Requirements – Please copy all the lines that follow, word for word.

------------------------------------------------------------------------

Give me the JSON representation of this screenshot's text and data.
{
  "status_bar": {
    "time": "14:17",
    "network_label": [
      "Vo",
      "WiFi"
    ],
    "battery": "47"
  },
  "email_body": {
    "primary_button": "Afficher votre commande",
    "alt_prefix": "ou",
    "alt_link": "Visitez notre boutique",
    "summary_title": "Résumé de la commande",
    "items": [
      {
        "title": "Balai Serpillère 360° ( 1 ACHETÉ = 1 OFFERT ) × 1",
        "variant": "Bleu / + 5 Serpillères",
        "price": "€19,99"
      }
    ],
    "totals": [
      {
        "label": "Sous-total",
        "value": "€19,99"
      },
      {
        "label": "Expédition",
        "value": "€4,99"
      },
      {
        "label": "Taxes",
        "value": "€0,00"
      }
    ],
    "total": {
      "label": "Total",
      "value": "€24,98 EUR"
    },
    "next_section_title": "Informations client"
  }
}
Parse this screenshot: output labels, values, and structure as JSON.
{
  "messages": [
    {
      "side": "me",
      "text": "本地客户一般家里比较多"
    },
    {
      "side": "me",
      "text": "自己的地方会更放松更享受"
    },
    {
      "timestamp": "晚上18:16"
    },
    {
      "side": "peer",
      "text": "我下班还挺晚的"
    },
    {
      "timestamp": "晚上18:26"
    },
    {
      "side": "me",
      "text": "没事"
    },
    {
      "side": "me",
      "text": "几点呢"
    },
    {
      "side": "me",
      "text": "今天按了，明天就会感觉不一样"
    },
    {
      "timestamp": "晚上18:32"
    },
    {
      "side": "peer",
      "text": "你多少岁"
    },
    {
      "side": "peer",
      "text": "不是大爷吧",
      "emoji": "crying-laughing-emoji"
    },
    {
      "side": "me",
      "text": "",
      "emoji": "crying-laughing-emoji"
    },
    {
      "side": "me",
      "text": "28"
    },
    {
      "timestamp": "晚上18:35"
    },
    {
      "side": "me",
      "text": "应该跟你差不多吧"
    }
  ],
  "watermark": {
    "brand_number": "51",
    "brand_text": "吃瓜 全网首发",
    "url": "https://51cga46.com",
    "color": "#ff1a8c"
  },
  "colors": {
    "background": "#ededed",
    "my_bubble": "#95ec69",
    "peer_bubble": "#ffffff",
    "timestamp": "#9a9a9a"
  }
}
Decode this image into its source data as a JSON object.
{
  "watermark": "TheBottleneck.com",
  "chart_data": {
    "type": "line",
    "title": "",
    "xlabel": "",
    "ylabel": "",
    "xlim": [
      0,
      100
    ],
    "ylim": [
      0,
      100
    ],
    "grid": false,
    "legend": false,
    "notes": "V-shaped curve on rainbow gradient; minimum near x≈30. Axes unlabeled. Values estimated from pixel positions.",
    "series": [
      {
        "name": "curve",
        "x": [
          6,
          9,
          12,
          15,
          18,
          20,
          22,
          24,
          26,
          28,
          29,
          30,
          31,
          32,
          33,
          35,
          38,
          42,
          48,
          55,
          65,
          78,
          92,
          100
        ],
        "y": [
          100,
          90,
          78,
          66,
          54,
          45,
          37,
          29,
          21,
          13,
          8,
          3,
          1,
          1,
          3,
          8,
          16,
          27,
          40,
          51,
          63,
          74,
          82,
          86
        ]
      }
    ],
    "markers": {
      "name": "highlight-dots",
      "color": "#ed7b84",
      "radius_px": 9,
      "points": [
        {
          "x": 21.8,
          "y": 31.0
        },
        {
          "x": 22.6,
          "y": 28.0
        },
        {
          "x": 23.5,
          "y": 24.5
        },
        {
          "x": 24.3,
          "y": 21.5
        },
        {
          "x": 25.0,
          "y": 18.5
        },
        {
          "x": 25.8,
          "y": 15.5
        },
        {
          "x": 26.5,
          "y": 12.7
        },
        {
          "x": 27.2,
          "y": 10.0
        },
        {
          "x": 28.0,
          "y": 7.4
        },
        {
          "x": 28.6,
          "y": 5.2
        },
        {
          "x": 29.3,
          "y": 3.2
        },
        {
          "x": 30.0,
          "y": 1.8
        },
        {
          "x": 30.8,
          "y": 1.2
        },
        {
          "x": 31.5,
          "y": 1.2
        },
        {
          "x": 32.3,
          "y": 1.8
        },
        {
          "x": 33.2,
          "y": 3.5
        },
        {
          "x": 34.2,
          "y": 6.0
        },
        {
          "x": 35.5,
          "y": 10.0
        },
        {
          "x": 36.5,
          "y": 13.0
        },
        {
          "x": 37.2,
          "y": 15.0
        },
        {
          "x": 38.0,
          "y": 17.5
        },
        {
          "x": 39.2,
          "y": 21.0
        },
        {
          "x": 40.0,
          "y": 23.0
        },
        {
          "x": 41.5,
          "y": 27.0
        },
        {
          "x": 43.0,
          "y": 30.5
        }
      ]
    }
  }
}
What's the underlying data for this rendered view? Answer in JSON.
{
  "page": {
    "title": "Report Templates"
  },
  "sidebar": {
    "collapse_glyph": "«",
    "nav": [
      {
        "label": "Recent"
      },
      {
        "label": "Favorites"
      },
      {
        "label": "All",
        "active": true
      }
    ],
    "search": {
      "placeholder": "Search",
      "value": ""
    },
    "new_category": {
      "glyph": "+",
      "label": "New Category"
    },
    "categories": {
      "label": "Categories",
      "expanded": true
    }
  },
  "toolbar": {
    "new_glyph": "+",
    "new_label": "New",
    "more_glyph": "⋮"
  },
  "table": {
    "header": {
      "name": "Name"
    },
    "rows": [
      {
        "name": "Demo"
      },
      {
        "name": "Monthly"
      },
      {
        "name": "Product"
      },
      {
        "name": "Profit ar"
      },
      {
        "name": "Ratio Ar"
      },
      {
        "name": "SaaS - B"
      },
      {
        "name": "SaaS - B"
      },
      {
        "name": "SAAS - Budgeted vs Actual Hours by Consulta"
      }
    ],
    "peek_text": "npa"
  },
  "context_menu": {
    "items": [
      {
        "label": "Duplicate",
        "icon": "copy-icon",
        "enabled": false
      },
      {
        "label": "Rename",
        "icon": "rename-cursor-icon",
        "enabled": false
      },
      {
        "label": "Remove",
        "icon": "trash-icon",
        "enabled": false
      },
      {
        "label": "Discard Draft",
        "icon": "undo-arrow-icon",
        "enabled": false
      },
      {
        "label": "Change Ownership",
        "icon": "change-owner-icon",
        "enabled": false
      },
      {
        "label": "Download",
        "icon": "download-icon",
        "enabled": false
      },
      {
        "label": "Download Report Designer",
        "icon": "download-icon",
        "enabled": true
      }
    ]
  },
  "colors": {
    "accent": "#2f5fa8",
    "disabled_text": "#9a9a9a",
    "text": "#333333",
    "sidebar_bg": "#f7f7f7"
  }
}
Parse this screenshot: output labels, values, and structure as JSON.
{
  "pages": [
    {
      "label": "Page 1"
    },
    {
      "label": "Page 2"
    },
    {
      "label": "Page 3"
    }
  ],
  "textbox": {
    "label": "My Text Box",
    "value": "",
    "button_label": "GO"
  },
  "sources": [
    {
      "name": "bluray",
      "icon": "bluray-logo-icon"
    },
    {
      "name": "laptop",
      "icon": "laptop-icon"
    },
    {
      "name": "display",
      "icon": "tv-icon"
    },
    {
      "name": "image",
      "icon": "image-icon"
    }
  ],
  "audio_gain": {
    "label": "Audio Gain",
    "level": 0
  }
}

------------------------------------------------------------------------

Solution to this exercise –
Give me the JSON representation of this screenshot's text and data.
{
  "status_bar": {
    "time": "14:17",
    "network_label": [
      "Vo",
      "WiFi"
    ],
    "battery": "47"
  },
  "email_body": {
    "primary_button": "Afficher votre commande",
    "alt_prefix": "ou",
    "alt_link": "Visitez notre boutique",
    "summary_title": "Résumé de la commande",
    "items": [
      {
        "title": "Balai Serpillère 360° ( 1 ACHETÉ = 1 OFFERT ) × 1",
        "variant": "Bleu / + 5 Serpillères",
        "price": "€19,99"
      }
    ],
    "totals": [
      {
        "label": "Sous-total",
        "value": "€19,99"
      },
      {
        "label": "Expédition",
        "value": "€4,99"
      },
      {
        "label": "Taxes",
        "value": "€0,00"
      }
    ],
    "total": {
      "label": "Total",
      "value": "€24,98 EUR"
    },
    "next_section_title": "Informations client"
  }
}
Parse this screenshot: output labels, values, and structure as JSON.
{
  "messages": [
    {
      "side": "me",
      "text": "本地客户一般家里比较多"
    },
    {
      "side": "me",
      "text": "自己的地方会更放松更享受"
    },
    {
      "timestamp": "晚上18:16"
    },
    {
      "side": "peer",
      "text": "我下班还挺晚的"
    },
    {
      "timestamp": "晚上18:26"
    },
    {
      "side": "me",
      "text": "没事"
    },
    {
      "side": "me",
      "text": "几点呢"
    },
    {
      "side": "me",
      "text": "今天按了，明天就会感觉不一样"
    },
    {
      "timestamp": "晚上18:32"
    },
    {
      "side": "peer",
      "text": "你多少岁"
    },
    {
      "side": "peer",
      "text": "不是大爷吧",
      "emoji": "crying-laughing-emoji"
    },
    {
      "side": "me",
      "text": "",
      "emoji": "crying-laughing-emoji"
    },
    {
      "side": "me",
      "text": "28"
    },
    {
      "timestamp": "晚上18:35"
    },
    {
      "side": "me",
      "text": "应该跟你差不多吧"
    }
  ],
  "watermark": {
    "brand_number": "51",
    "brand_text": "吃瓜 全网首发",
    "url": "https://51cga46.com",
    "color": "#ff1a8c"
  },
  "colors": {
    "background": "#ededed",
    "my_bubble": "#95ec69",
    "peer_bubble": "#ffffff",
    "timestamp": "#9a9a9a"
  }
}
Decode this image into its source data as a JSON object.
{
  "watermark": "TheBottleneck.com",
  "chart_data": {
    "type": "line",
    "title": "",
    "xlabel": "",
    "ylabel": "",
    "xlim": [
      0,
      100
    ],
    "ylim": [
      0,
      100
    ],
    "grid": false,
    "legend": false,
    "notes": "V-shaped curve on rainbow gradient; minimum near x≈30. Axes unlabeled. Values estimated from pixel positions.",
    "series": [
      {
        "name": "curve",
        "x": [
          6,
          9,
          12,
          15,
          18,
          20,
          22,
          24,
          26,
          28,
          29,
          30,
          31,
          32,
          33,
          35,
          38,
          42,
          48,
          55,
          65,
          78,
          92,
          100
        ],
        "y": [
          100,
          90,
          78,
          66,
          54,
          45,
          37,
          29,
          21,
          13,
          8,
          3,
          1,
          1,
          3,
          8,
          16,
          27,
          40,
          51,
          63,
          74,
          82,
          86
        ]
      }
    ],
    "markers": {
      "name": "highlight-dots",
      "color": "#ed7b84",
      "radius_px": 9,
      "points": [
        {
          "x": 21.8,
          "y": 31.0
        },
        {
          "x": 22.6,
          "y": 28.0
        },
        {
          "x": 23.5,
          "y": 24.5
        },
        {
          "x": 24.3,
          "y": 21.5
        },
        {
          "x": 25.0,
          "y": 18.5
        },
        {
          "x": 25.8,
          "y": 15.5
        },
        {
          "x": 26.5,
          "y": 12.7
        },
        {
          "x": 27.2,
          "y": 10.0
        },
        {
          "x": 28.0,
          "y": 7.4
        },
        {
          "x": 28.6,
          "y": 5.2
        },
        {
          "x": 29.3,
          "y": 3.2
        },
        {
          "x": 30.0,
          "y": 1.8
        },
        {
          "x": 30.8,
          "y": 1.2
        },
        {
          "x": 31.5,
          "y": 1.2
        },
        {
          "x": 32.3,
          "y": 1.8
        },
        {
          "x": 33.2,
          "y": 3.5
        },
        {
          "x": 34.2,
          "y": 6.0
        },
        {
          "x": 35.5,
          "y": 10.0
        },
        {
          "x": 36.5,
          "y": 13.0
        },
        {
          "x": 37.2,
          "y": 15.0
        },
        {
          "x": 38.0,
          "y": 17.5
        },
        {
          "x": 39.2,
          "y": 21.0
        },
        {
          "x": 40.0,
          "y": 23.0
        },
        {
          "x": 41.5,
          "y": 27.0
        },
        {
          "x": 43.0,
          "y": 30.5
        }
      ]
    }
  }
}
What's the underlying data for this rendered view? Answer in JSON.
{
  "page": {
    "title": "Report Templates"
  },
  "sidebar": {
    "collapse_glyph": "«",
    "nav": [
      {
        "label": "Recent"
      },
      {
        "label": "Favorites"
      },
      {
        "label": "All",
        "active": true
      }
    ],
    "search": {
      "placeholder": "Search",
      "value": ""
    },
    "new_category": {
      "glyph": "+",
      "label": "New Category"
    },
    "categories": {
      "label": "Categories",
      "expanded": true
    }
  },
  "toolbar": {
    "new_glyph": "+",
    "new_label": "New",
    "more_glyph": "⋮"
  },
  "table": {
    "header": {
      "name": "Name"
    },
    "rows": [
      {
        "name": "Demo"
      },
      {
        "name": "Monthly"
      },
      {
        "name": "Product"
      },
      {
        "name": "Profit ar"
      },
      {
        "name": "Ratio Ar"
      },
      {
        "name": "SaaS - B"
      },
      {
        "name": "SaaS - B"
      },
      {
        "name": "SAAS - Budgeted vs Actual Hours by Consulta"
      }
    ],
    "peek_text": "npa"
  },
  "context_menu": {
    "items": [
      {
        "label": "Duplicate",
        "icon": "copy-icon",
        "enabled": false
      },
      {
        "label": "Rename",
        "icon": "rename-cursor-icon",
        "enabled": false
      },
      {
        "label": "Remove",
        "icon": "trash-icon",
        "enabled": false
      },
      {
        "label": "Discard Draft",
        "icon": "undo-arrow-icon",
        "enabled": false
      },
      {
        "label": "Change Ownership",
        "icon": "change-owner-icon",
        "enabled": false
      },
      {
        "label": "Download",
        "icon": "download-icon",
        "enabled": false
      },
      {
        "label": "Download Report Designer",
        "icon": "download-icon",
        "enabled": true
      }
    ]
  },
  "colors": {
    "accent": "#2f5fa8",
    "disabled_text": "#9a9a9a",
    "text": "#333333",
    "sidebar_bg": "#f7f7f7"
  }
}
Parse this screenshot: output labels, values, and structure as JSON.
{
  "pages": [
    {
      "label": "Page 1"
    },
    {
      "label": "Page 2"
    },
    {
      "label": "Page 3"
    }
  ],
  "textbox": {
    "label": "My Text Box",
    "value": "",
    "button_label": "GO"
  },
  "sources": [
    {
      "name": "bluray",
      "icon": "bluray-logo-icon"
    },
    {
      "name": "laptop",
      "icon": "laptop-icon"
    },
    {
      "name": "display",
      "icon": "tv-icon"
    },
    {
      "name": "image",
      "icon": "image-icon"
    }
  ],
  "audio_gain": {
    "label": "Audio Gain",
    "level": 0
  }
}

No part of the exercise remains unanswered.